● Цитируемый отрывок

--------------------------------------------------

В целом же мы хотели рассказать о некоторых не столь популярных, менее известных шекспировских темах (таких, как несомненные переклички Шекспира с Монтенем или как обучение латыни в грамматической школе того времени - их открыл для простолюдинов в годы свого короткого правления король Эдуард VI, долгожданный и многострадальный сын Генриха VIII), а также внести коррективы в общеизвестное – и, прежде всего, в общепринятое представление о гуманизме[3]. Эпоха Ренессанса прокладывала дорогу не только новому знанию (главным образом, знанию о далеком прошлом), но и новому невежеству, отбросившему немало ценного из наследия европейской средневековой культуры, о чем говорится в книге «Английская литература XVII века, за исключением драмы» британского литературоведа, историка-медиевиста, замечательного писателя и публициста, а также широко известного сказочника Клайва Стейплза Льюиса; отрывок из нее мы публикуем в номере.

--------------------------------------------------

● Задание 1
Какой король, согласно отрывку о шекспировских темах, открыл грамматические школы для простолюдинов?
Текст и записи взяты из разных источников.

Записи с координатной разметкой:
--------------------------------------------------

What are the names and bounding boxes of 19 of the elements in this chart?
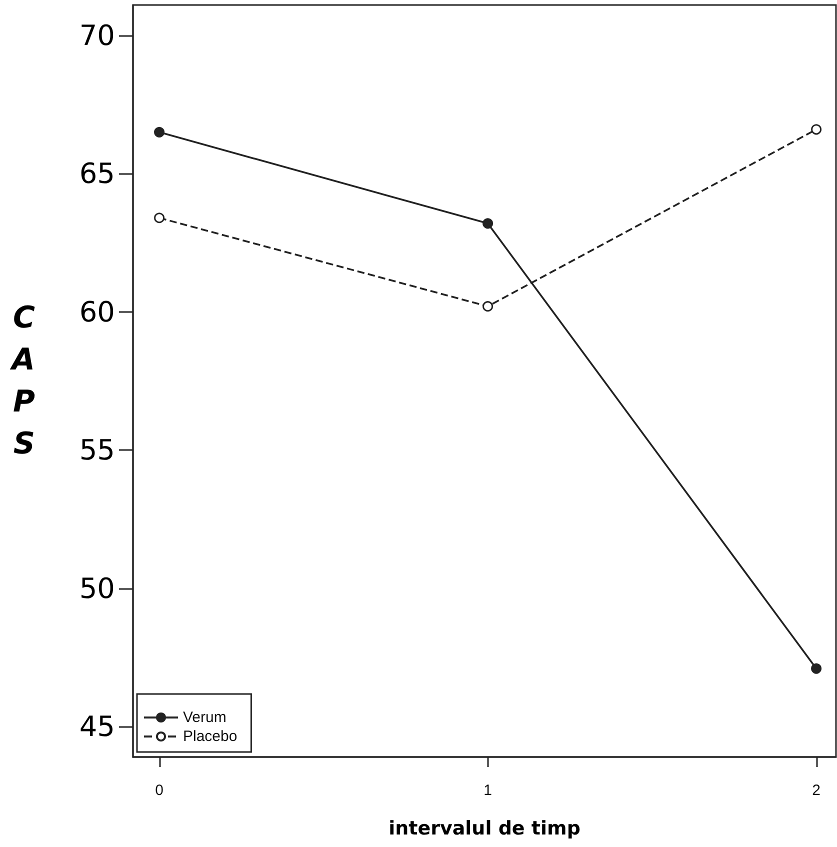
y-tick-label: 45 bbox=[79, 710, 115, 744]
point bbox=[482, 301, 494, 312]
x-tick-label: 0 bbox=[155, 782, 164, 799]
x-tick-label: 2 bbox=[812, 782, 820, 799]
point bbox=[811, 124, 822, 135]
y-tick-label: 50 bbox=[79, 572, 115, 605]
point bbox=[154, 212, 165, 224]
legend-label: Placebo bbox=[183, 728, 238, 745]
x-axis-title: intervalul de timp bbox=[388, 818, 580, 840]
point bbox=[154, 126, 165, 138]
legend-label: Verum bbox=[183, 709, 226, 726]
point bbox=[811, 663, 822, 674]
y-axis-title: CAPS bbox=[10, 300, 35, 462]
y-tick-label: 70 bbox=[79, 18, 115, 52]
x-tick-label: 1 bbox=[484, 782, 492, 799]
y-tick-label: 60 bbox=[79, 295, 115, 328]
y-tick-label: 55 bbox=[79, 434, 115, 467]
y-tick-label: 65 bbox=[79, 157, 115, 190]
point bbox=[482, 218, 494, 229]
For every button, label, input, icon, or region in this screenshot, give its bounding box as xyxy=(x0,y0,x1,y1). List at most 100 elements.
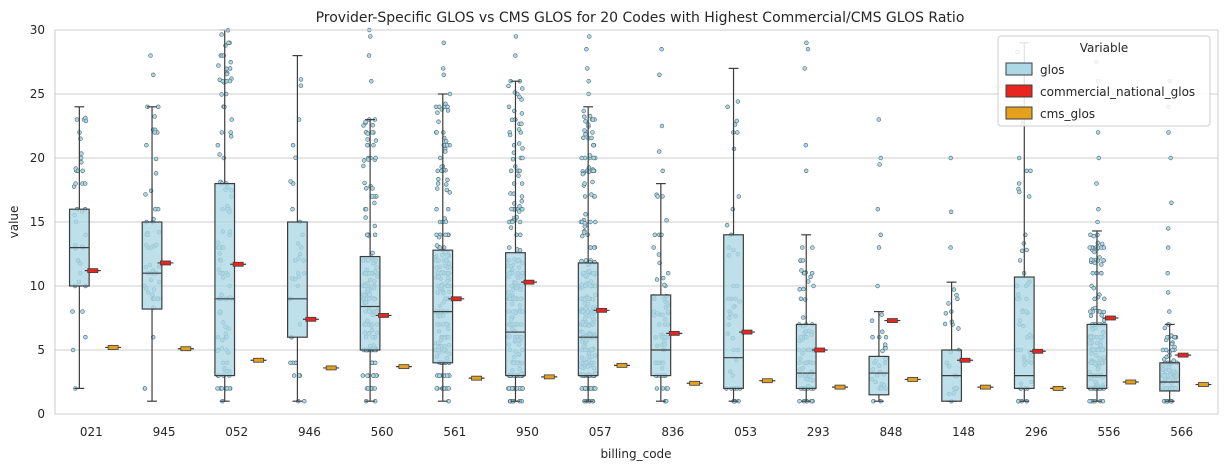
glos-point-296 xyxy=(1019,248,1025,254)
glos-point-296 xyxy=(1024,247,1029,253)
y-tick-label-30: 30 xyxy=(30,23,45,37)
glos-outlier-560 xyxy=(366,53,372,58)
glos-point-560 xyxy=(363,215,368,220)
glos-point-560 xyxy=(361,163,366,169)
glos-point-560 xyxy=(371,373,376,378)
glos-point-057 xyxy=(582,181,587,186)
glos-point-561 xyxy=(437,104,442,110)
glos-point-148 xyxy=(951,287,957,292)
glos-point-566 xyxy=(1162,325,1168,331)
glos-point-848 xyxy=(880,329,885,334)
cms-marker-556 xyxy=(1125,379,1137,385)
cms-marker-945 xyxy=(180,346,192,352)
glos-outlier-848 xyxy=(876,245,882,250)
glos-point-836 xyxy=(662,282,667,288)
glos-point-950 xyxy=(520,386,525,391)
glos-point-561 xyxy=(446,386,451,391)
glos-point-057 xyxy=(589,135,594,141)
glos-point-556 xyxy=(1088,309,1093,314)
glos-outlier-836 xyxy=(660,168,665,174)
cms-marker-950 xyxy=(543,374,555,380)
x-tick-label-021: 021 xyxy=(80,425,103,439)
glos-point-950 xyxy=(510,219,515,225)
glos-point-561 xyxy=(444,139,449,144)
glos-point-945 xyxy=(144,143,149,148)
glos-point-052 xyxy=(224,386,230,391)
x-axis-label: billing_code xyxy=(600,447,671,461)
glos-point-950 xyxy=(520,155,525,161)
glos-outlier-566 xyxy=(1165,271,1170,276)
glos-point-053 xyxy=(725,104,730,110)
glos-point-293 xyxy=(809,271,815,276)
glos-point-052 xyxy=(219,386,225,391)
glos-point-057 xyxy=(591,143,596,148)
glos-point-057 xyxy=(583,258,589,263)
glos-point-293 xyxy=(808,274,813,279)
glos-point-560 xyxy=(362,158,367,163)
glos-point-950 xyxy=(516,209,522,214)
cms-marker-848 xyxy=(907,377,919,382)
glos-point-560 xyxy=(370,250,375,256)
glos-point-293 xyxy=(811,283,816,289)
glos-point-946 xyxy=(291,373,297,378)
glos-outlier-566 xyxy=(1166,130,1171,135)
glos-point-293 xyxy=(801,286,806,292)
commercial-marker-053 xyxy=(741,329,753,335)
glos-point-052 xyxy=(217,152,222,157)
legend-swatch-commercial xyxy=(1005,84,1033,98)
glos-point-950 xyxy=(517,219,523,225)
glos-point-566 xyxy=(1160,347,1166,353)
glos-point-052 xyxy=(227,66,233,71)
chart-title: Provider-Specific GLOS vs CMS GLOS for 2… xyxy=(316,10,965,26)
glos-point-057 xyxy=(593,386,598,391)
glos-point-561 xyxy=(435,181,441,186)
glos-outlier-293 xyxy=(805,46,811,52)
glos-point-021 xyxy=(73,181,78,186)
glos-point-057 xyxy=(582,221,588,226)
glos-point-556 xyxy=(1101,309,1107,315)
glos-point-950 xyxy=(520,207,525,212)
x-tick-label-053: 053 xyxy=(734,425,757,439)
glos-point-836 xyxy=(665,386,670,391)
glos-point-950 xyxy=(508,225,514,230)
glos-point-052 xyxy=(224,71,230,77)
glos-box-945 xyxy=(141,221,163,310)
glos-point-561 xyxy=(435,186,440,191)
glos-outlier-561 xyxy=(441,66,446,71)
glos-point-560 xyxy=(373,360,378,365)
glos-box-946 xyxy=(287,221,308,338)
glos-point-560 xyxy=(372,200,377,206)
glos-outlier-848 xyxy=(877,162,882,167)
glos-outlier-057 xyxy=(586,91,591,97)
glos-point-053 xyxy=(734,118,739,124)
glos-point-836 xyxy=(654,386,660,391)
commercial-marker-052 xyxy=(232,261,244,267)
glos-point-148 xyxy=(955,296,960,301)
glos-point-057 xyxy=(590,117,595,122)
glos-point-057 xyxy=(582,194,588,199)
glos-point-556 xyxy=(1092,296,1097,301)
glos-point-950 xyxy=(520,86,525,91)
glos-point-057 xyxy=(583,212,588,217)
glos-point-561 xyxy=(445,373,450,378)
glos-point-561 xyxy=(444,182,449,187)
glos-point-848 xyxy=(880,348,885,354)
glos-point-848 xyxy=(883,346,888,351)
glos-point-296 xyxy=(1017,189,1022,195)
glos-outlier-848 xyxy=(878,232,883,238)
glos-point-053 xyxy=(735,130,740,135)
glos-outlier-566 xyxy=(1165,290,1171,295)
glos-outlier-836 xyxy=(657,72,662,78)
glos-point-836 xyxy=(652,232,657,238)
y-tick-label-10: 10 xyxy=(30,279,45,293)
glos-point-950 xyxy=(519,121,524,126)
legend-title: Variable xyxy=(1080,41,1129,55)
glos-point-836 xyxy=(656,252,662,257)
glos-point-945 xyxy=(142,386,148,391)
glos-point-057 xyxy=(583,386,588,391)
glos-point-950 xyxy=(517,248,523,253)
glos-point-946 xyxy=(298,83,304,88)
glos-outlier-848 xyxy=(876,117,881,122)
glos-point-950 xyxy=(517,94,522,100)
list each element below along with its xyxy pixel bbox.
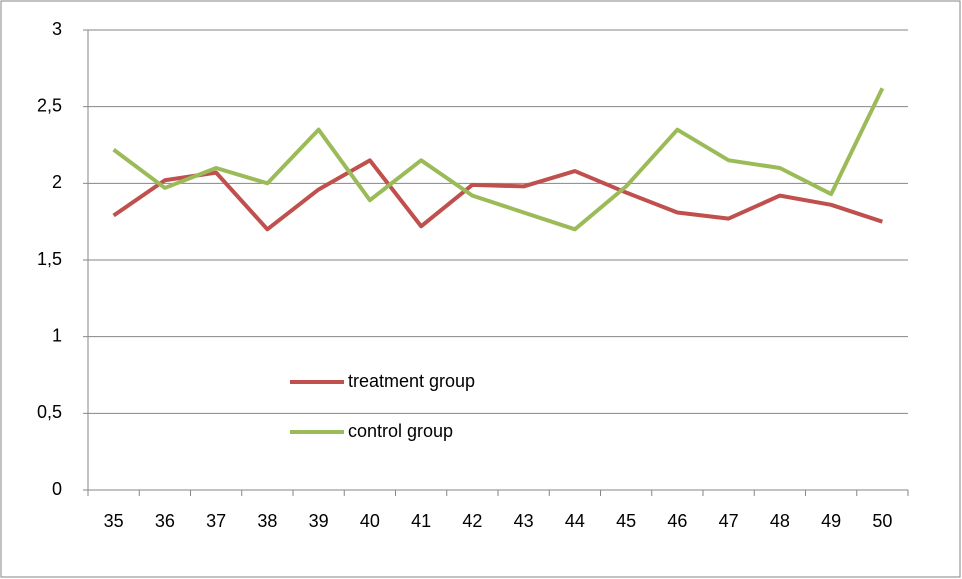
legend-label: treatment group: [348, 371, 475, 391]
y-tick-label: 2: [52, 172, 62, 192]
x-tick-label: 43: [514, 511, 534, 531]
x-tick-label: 49: [821, 511, 841, 531]
x-tick-label: 41: [411, 511, 431, 531]
y-tick-label: 0: [52, 479, 62, 499]
series-line: [112, 87, 885, 232]
x-tick-label: 50: [872, 511, 892, 531]
y-tick-label: 1: [52, 325, 62, 345]
y-tick-label: 1,5: [37, 249, 62, 269]
y-tick-label: 3: [52, 19, 62, 39]
x-tick-label: 45: [616, 511, 636, 531]
y-tick-label: 0,5: [37, 402, 62, 422]
x-tick-label: 36: [155, 511, 175, 531]
y-tick-label: 2,5: [37, 95, 62, 115]
x-tick-label: 37: [206, 511, 226, 531]
x-tick-label: 38: [257, 511, 277, 531]
x-tick-label: 47: [719, 511, 739, 531]
x-tick-label: 42: [462, 511, 482, 531]
x-tick-label: 35: [104, 511, 124, 531]
series-line: [112, 158, 884, 232]
x-tick-label: 48: [770, 511, 790, 531]
legend-label: control group: [348, 421, 453, 441]
x-tick-label: 39: [309, 511, 329, 531]
x-tick-label: 40: [360, 511, 380, 531]
x-tick-label: 44: [565, 511, 585, 531]
x-tick-label: 46: [667, 511, 687, 531]
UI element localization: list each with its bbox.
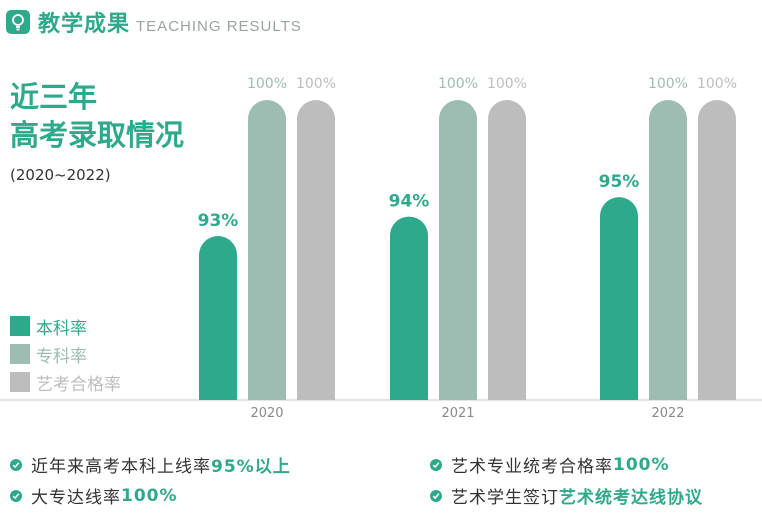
x-tick-label-2022: 2022 (651, 406, 684, 421)
legend-swatch-college (10, 344, 30, 364)
data-label-专科率-2021: 100% (438, 76, 478, 92)
check-icon (10, 458, 22, 471)
legend-label-undergrad: 本科率 (36, 318, 87, 339)
bottom-note-highlight: 100% (121, 485, 178, 506)
data-label-艺考合格率-2022: 100% (697, 76, 737, 92)
legend-label-college: 专科率 (36, 346, 87, 367)
section-title: 教学成果 (38, 12, 131, 37)
legend: 本科率 专科率 艺考合格率 (10, 312, 121, 396)
chart-title-line1: 近三年 (10, 80, 98, 114)
bottom-note-highlight: 95%以上 (211, 457, 291, 477)
bottom-note-undergrad: 近年来高考本科上线率 95%以上 (10, 452, 291, 477)
check-icon (430, 489, 442, 502)
bottom-note-college: 大专达线率 100% (10, 483, 178, 508)
bar-本科率-2022 (600, 197, 638, 400)
x-tick-label-2020: 2020 (250, 406, 283, 421)
bottom-note-text: 艺术学生签订 (451, 488, 559, 508)
legend-item-college: 专科率 (10, 340, 121, 368)
chart-years: (2020~2022) (10, 166, 111, 184)
data-label-本科率-2020: 93% (198, 211, 239, 231)
bar-专科率-2021 (439, 100, 477, 400)
data-label-艺考合格率-2020: 100% (296, 76, 336, 92)
bottom-note-highlight: 艺术统考达线协议 (559, 488, 703, 508)
bar-本科率-2021 (390, 216, 428, 400)
x-tick-label-2021: 2021 (441, 406, 474, 421)
bottom-note-highlight: 100% (613, 454, 670, 475)
bottom-note-art-pass: 艺术专业统考合格率 100% (430, 452, 670, 477)
legend-item-art: 艺考合格率 (10, 368, 121, 396)
data-label-专科率-2020: 100% (247, 76, 287, 92)
check-icon (10, 489, 22, 502)
legend-swatch-art (10, 372, 30, 392)
bottom-note-text: 大专达线率 (31, 488, 121, 508)
data-label-本科率-2022: 95% (599, 172, 640, 192)
check-icon (430, 458, 442, 471)
bar-本科率-2020 (199, 236, 237, 400)
header: 教学成果 TEACHING RESULTS (6, 6, 302, 38)
bar-专科率-2020 (248, 100, 286, 400)
legend-item-undergrad: 本科率 (10, 312, 121, 340)
bottom-note-agreement: 艺术学生签订 艺术统考达线协议 (430, 483, 703, 508)
chart-title-line2: 高考录取情况 (10, 118, 185, 152)
bar-艺考合格率-2020 (297, 100, 335, 400)
bar-艺考合格率-2021 (488, 100, 526, 400)
legend-swatch-undergrad (10, 316, 30, 336)
legend-label-art: 艺考合格率 (36, 374, 121, 395)
bar-艺考合格率-2022 (698, 100, 736, 400)
chart-title: 近三年 高考录取情况 (10, 78, 184, 154)
section-subtitle: TEACHING RESULTS (136, 17, 302, 35)
lightbulb-icon (6, 10, 30, 34)
bottom-note-text: 艺术专业统考合格率 (451, 457, 613, 477)
data-label-本科率-2021: 94% (389, 192, 430, 212)
bottom-note-text: 近年来高考本科上线率 (31, 457, 211, 477)
bar-专科率-2022 (649, 100, 687, 400)
data-label-艺考合格率-2021: 100% (487, 76, 527, 92)
data-label-专科率-2022: 100% (648, 76, 688, 92)
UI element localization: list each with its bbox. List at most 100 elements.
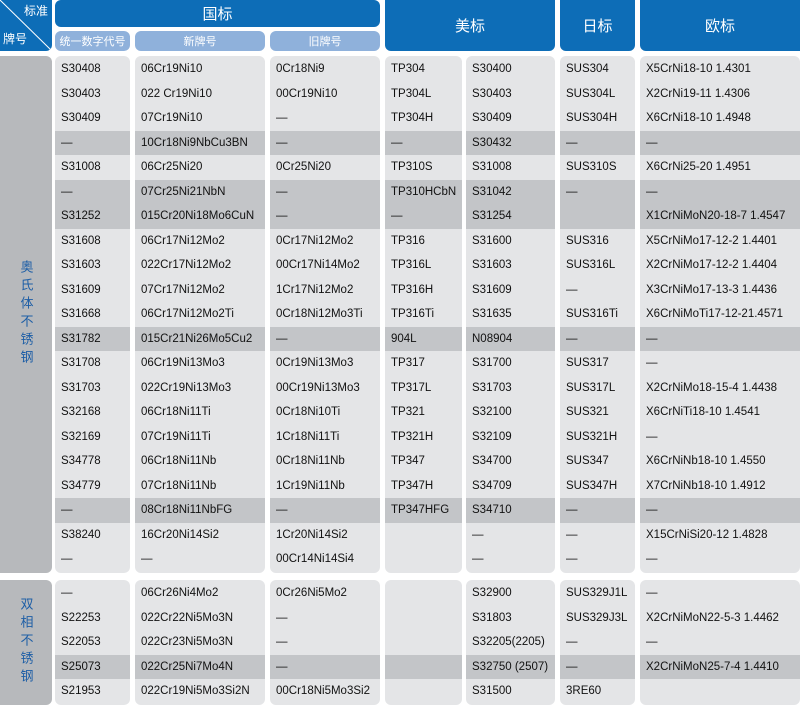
table-cell: 904L xyxy=(385,326,462,351)
table-cell xyxy=(385,547,462,572)
subheader-new-grade: 新牌号 xyxy=(135,31,265,51)
table-cell: 08Cr18Ni11NbFG xyxy=(135,498,265,523)
table-cell: — xyxy=(640,326,800,351)
column-1: 06Cr26Ni4Mo2 022Cr22Ni5Mo3N 022Cr23Ni5Mo3N… xyxy=(135,580,265,705)
table-cell: — xyxy=(646,553,658,565)
table-cell: 022 Cr19Ni10 xyxy=(141,87,212,100)
table-cell: X5CrNi18-10 1.4301 xyxy=(646,63,751,75)
table-cell: 07Cr25Ni21NbN xyxy=(135,179,265,204)
table-cell: S32169 xyxy=(61,430,101,443)
table-cell: TP321H xyxy=(391,430,434,443)
table-cell: S38240 xyxy=(61,528,101,541)
header-eu: 欧标 xyxy=(640,0,800,51)
column-5: SUS304 SUS304L SUS304H — SUS310S — SUS316 SUS31… xyxy=(560,56,635,573)
table-cell: S32205(2205) xyxy=(472,636,545,648)
table-cell: S31252 xyxy=(55,204,130,229)
table-cell: 015Cr20Ni18Mo6CuN xyxy=(135,204,265,229)
table-cell: SUS310S xyxy=(566,161,617,173)
group-label: 双相不锈钢 xyxy=(0,580,52,705)
table-cell: 1Cr17Ni12Mo2 xyxy=(276,283,354,296)
table-cell: S30403 xyxy=(472,87,512,100)
table-cell: 0Cr18Ni11Nb xyxy=(276,455,345,467)
column-2: 0Cr18Ni9 00Cr19Ni10— —0Cr25Ni20— —0Cr17Ni12… xyxy=(270,56,380,573)
table-cell: — xyxy=(270,654,380,679)
table-cell: TP304L xyxy=(391,87,432,100)
table-cell xyxy=(640,679,800,704)
table-cell: S31703 xyxy=(61,381,101,394)
table-cell: S34778 xyxy=(61,455,101,467)
table-cell: — xyxy=(560,498,635,523)
table-cell: X2CrNi19-11 1.4306 xyxy=(646,87,750,100)
table-cell: 06Cr19Ni10 xyxy=(141,63,203,75)
table-cell: — xyxy=(276,112,288,124)
table-cell: — xyxy=(61,553,73,565)
table-cell: S32900 xyxy=(472,587,512,599)
column-0: — S22253 S22053 S25073 S21953 xyxy=(55,580,130,705)
table-cell: 00Cr17Ni14Mo2 xyxy=(276,259,360,271)
table-cell: TP317 xyxy=(391,357,425,369)
table-cell: S30409 xyxy=(61,112,101,124)
corner-standard-label: 标准 xyxy=(23,4,48,18)
table-cell: S32109 xyxy=(472,430,512,443)
table-cell: TP347HFG xyxy=(385,498,462,523)
table-cell: S31668 xyxy=(61,308,101,320)
table-cell: — xyxy=(566,553,578,565)
table-cell: X15CrNiSi20-12 1.4828 xyxy=(646,528,768,541)
table-cell: 0Cr18Ni10Ti xyxy=(276,406,341,418)
table-cell: 07Cr18Ni11Nb xyxy=(141,479,217,492)
table-cell: S31782 xyxy=(55,326,130,351)
table-cell: 0Cr17Ni12Mo2 xyxy=(276,234,354,247)
table-cell xyxy=(385,679,462,704)
table-cell: X6CrNi25-20 1.4951 xyxy=(646,161,751,173)
table-cell xyxy=(385,581,462,606)
table-cell: S30432 xyxy=(466,130,555,155)
table-cell: 022Cr19Ni13Mo3 xyxy=(141,381,232,394)
table-cell: 1Cr20Ni14Si2 xyxy=(276,528,348,541)
table-cell: TP316H xyxy=(391,283,434,296)
table-cell: N08904 xyxy=(466,326,555,351)
table-cell: S31609 xyxy=(472,283,512,296)
table-cell: 00Cr19Ni13Mo3 xyxy=(276,381,360,394)
header-us: 美标 xyxy=(385,0,555,51)
table-cell: X2CrNiMoN22-5-3 1.4462 xyxy=(646,611,779,624)
section-1: 双相不锈钢 — S22253 S22053 S25073 S21953 06Cr26Ni4M… xyxy=(0,580,800,705)
table-cell: 06Cr26Ni4Mo2 xyxy=(141,587,219,599)
table-cell: — xyxy=(472,528,484,541)
table-cell: — xyxy=(646,587,658,599)
table-cell: TP310S xyxy=(391,161,433,173)
table-cell: 0Cr26Ni5Mo2 xyxy=(276,587,347,599)
column-5: SUS329J1L SUS329J3L — — 3RE60 xyxy=(560,580,635,705)
table-cell: 022Cr19Ni5Mo3Si2N xyxy=(141,685,250,697)
column-2: 0Cr26Ni5Mo2 — — — 00Cr18Ni5Mo3Si2 xyxy=(270,580,380,705)
table-cell: S22053 xyxy=(61,636,101,648)
table-cell: — xyxy=(566,636,578,648)
table-cell: S31008 xyxy=(61,161,101,173)
table-cell: — xyxy=(270,204,380,229)
section-0: 奥氏体不锈钢 S30408 S30403 S30409— S31008— S31252 S3… xyxy=(0,56,800,573)
table-cell xyxy=(385,630,462,655)
table-cell: SUS329J3L xyxy=(566,611,628,624)
column-6: X5CrNi18-10 1.4301 X2CrNi19-11 1.4306 X6Cr… xyxy=(640,56,800,573)
table-cell: TP304H xyxy=(391,112,434,124)
table-cell: S34710 xyxy=(466,498,555,523)
column-4: S30400 S30403 S30409 S30432 S31008 S31042 S312… xyxy=(466,56,555,573)
table-cell: — xyxy=(560,654,635,679)
table-cell: TP347H xyxy=(391,479,434,492)
table-cell: — xyxy=(566,528,578,541)
table-cell: 06Cr25Ni20 xyxy=(141,161,203,173)
table-cell: X6CrNiNb18-10 1.4550 xyxy=(646,455,766,467)
table-cell: X6CrNiMoTi17-12-21.4571 xyxy=(646,308,784,320)
table-cell: S25073 xyxy=(55,654,130,679)
table-cell: — xyxy=(276,611,288,624)
table-cell: 022Cr25Ni7Mo4N xyxy=(135,654,265,679)
table-cell: 0Cr19Ni13Mo3 xyxy=(276,357,354,369)
table-cell: 10Cr18Ni9NbCu3BN xyxy=(135,130,265,155)
table-cell: SUS316 xyxy=(566,234,609,247)
table-cell: X6CrNi18-10 1.4948 xyxy=(646,112,751,124)
table-cell: — xyxy=(55,179,130,204)
table-cell: S30409 xyxy=(472,112,512,124)
table-cell: SUS321 xyxy=(566,406,609,418)
table-cell: X5CrNiMo17-12-2 1.4401 xyxy=(646,234,778,247)
table-cell: 16Cr20Ni14Si2 xyxy=(141,528,219,541)
group-label-text: 奥氏体不锈钢 xyxy=(18,260,34,369)
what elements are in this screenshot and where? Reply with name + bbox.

--------------------------------------------------

● Задание 2
Перепишите строки записей от строки с «x-tick-label-2022: 2022 (651, 406, 684, 421)» до строки с «bottom-note-text: 艺术专业统考合格率 (451, 457, 613, 477)» включительно, заменив «check-icon» на «tick-icon» и больше ничего не меняя. Выведите только эти строки.

● Правильный ответ 1
Король Эдуард VI, сын Генриха VIII.

● Правильный ответ 2
x-tick-label-2022: 2022 (651, 406, 684, 421)
legend-swatch-college (10, 344, 30, 364)
data-label-专科率-2021: 100% (438, 76, 478, 92)
tick-icon (10, 458, 22, 471)
legend-label-undergrad: 本科率 (36, 318, 87, 339)
bottom-note-highlight: 100% (121, 485, 178, 506)
data-label-艺考合格率-2022: 100% (697, 76, 737, 92)
legend-label-college: 专科率 (36, 346, 87, 367)
section-title: 教学成果 (38, 12, 131, 37)
legend: 本科率 专科率 艺考合格率 (10, 312, 121, 396)
chart-title-line1: 近三年 (10, 80, 98, 114)
bottom-note-highlight: 95%以上 (211, 457, 291, 477)
bottom-note-undergrad: 近年来高考本科上线率 95%以上 (10, 452, 291, 477)
tick-icon (430, 489, 442, 502)
bottom-note-college: 大专达线率 100% (10, 483, 178, 508)
bar-本科率-2022 (600, 197, 638, 400)
x-tick-label-2020: 2020 (250, 406, 283, 421)
bottom-note-text: 艺术学生签订 (451, 488, 559, 508)
legend-item-college: 专科率 (10, 340, 121, 368)
chart-years: (2020~2022) (10, 166, 111, 184)
data-label-本科率-2020: 93% (198, 211, 239, 231)
bar-专科率-2021 (439, 100, 477, 400)
data-label-艺考合格率-2020: 100% (296, 76, 336, 92)
bottom-note-highlight: 艺术统考达线协议 (559, 488, 703, 508)
bar-本科率-2021 (390, 216, 428, 400)
x-tick-label-2021: 2021 (441, 406, 474, 421)
bottom-note-highlight: 100% (613, 454, 670, 475)
bottom-note-art-pass: 艺术专业统考合格率 100% (430, 452, 670, 477)
legend-item-art: 艺考合格率 (10, 368, 121, 396)
data-label-专科率-2020: 100% (247, 76, 287, 92)
tick-icon (10, 489, 22, 502)
legend-swatch-art (10, 372, 30, 392)
bottom-note-text: 大专达线率 (31, 488, 121, 508)
data-label-本科率-2022: 95% (599, 172, 640, 192)
tick-icon (430, 458, 442, 471)
bar-本科率-2020 (199, 236, 237, 400)
header: 教学成果 TEACHING RESULTS (6, 6, 302, 38)
bar-专科率-2020 (248, 100, 286, 400)
legend-item-undergrad: 本科率 (10, 312, 121, 340)
bottom-note-agreement: 艺术学生签订 艺术统考达线协议 (430, 483, 703, 508)
chart-title-line2: 高考录取情况 (10, 118, 185, 152)
bar-艺考合格率-2020 (297, 100, 335, 400)
bar-艺考合格率-2021 (488, 100, 526, 400)
legend-swatch-undergrad (10, 316, 30, 336)
legend-label-art: 艺考合格率 (36, 374, 121, 395)
bar-艺考合格率-2022 (698, 100, 736, 400)
chart-title: 近三年 高考录取情况 (10, 78, 184, 154)
section-subtitle: TEACHING RESULTS (136, 17, 302, 35)
lightbulb-icon (6, 10, 30, 34)
bottom-note-text: 艺术专业统考合格率 (451, 457, 613, 477)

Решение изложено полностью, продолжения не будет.